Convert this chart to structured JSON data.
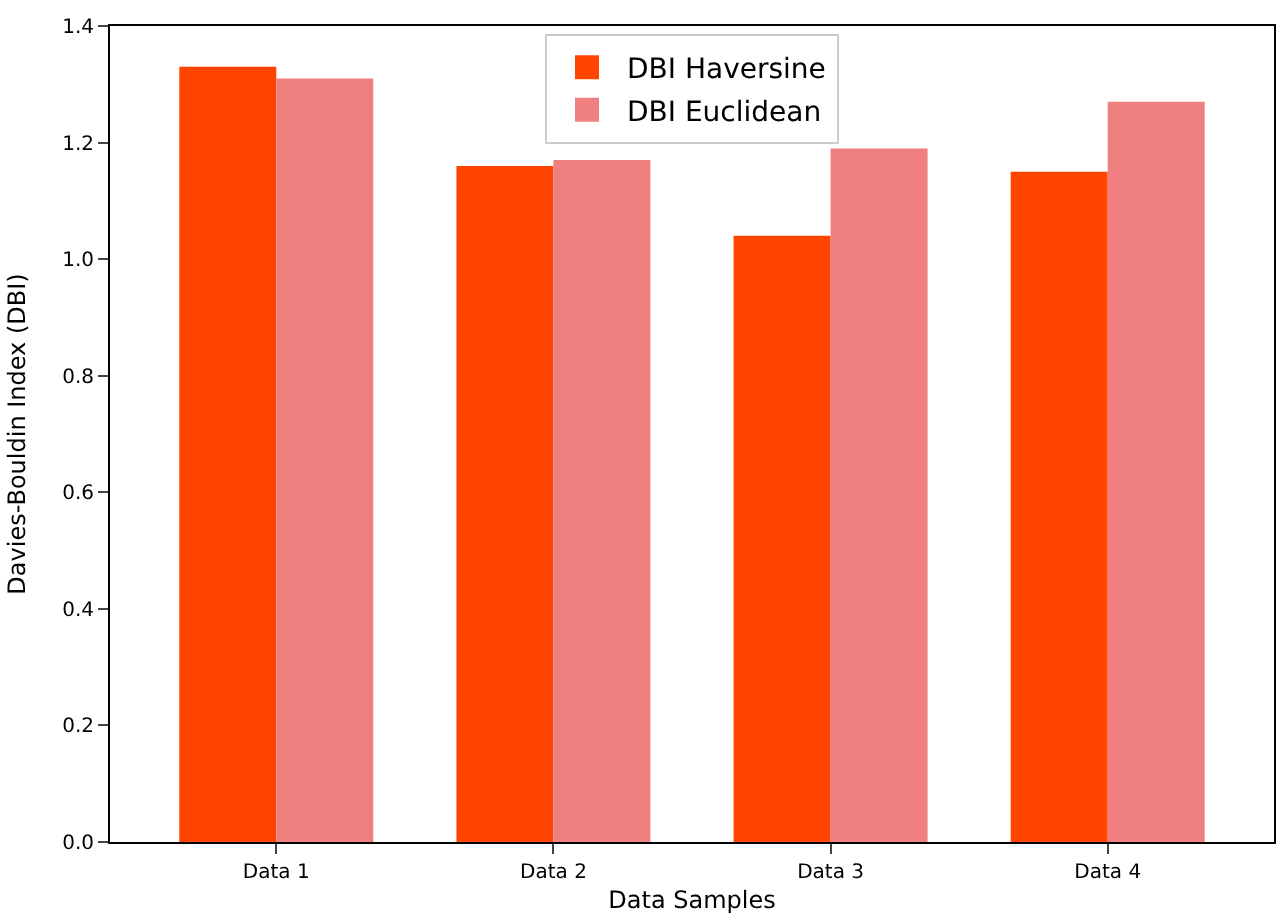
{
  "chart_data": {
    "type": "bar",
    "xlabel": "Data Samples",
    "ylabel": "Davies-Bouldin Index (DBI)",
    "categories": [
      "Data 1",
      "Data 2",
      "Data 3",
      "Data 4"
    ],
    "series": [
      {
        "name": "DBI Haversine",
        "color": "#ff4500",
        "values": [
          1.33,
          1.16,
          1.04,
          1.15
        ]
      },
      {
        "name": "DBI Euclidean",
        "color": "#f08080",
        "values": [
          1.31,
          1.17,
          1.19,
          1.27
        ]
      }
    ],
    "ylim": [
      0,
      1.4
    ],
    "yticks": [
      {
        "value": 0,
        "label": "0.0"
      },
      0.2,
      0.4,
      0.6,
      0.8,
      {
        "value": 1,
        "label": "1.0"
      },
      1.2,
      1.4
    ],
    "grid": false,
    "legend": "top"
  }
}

= = = = = = =

◆ Task to carry out:
Copy each line of the records containing the string "name".

◆ Complete answer:
        "name": "DBI Haversine",
        "name": "DBI Euclidean",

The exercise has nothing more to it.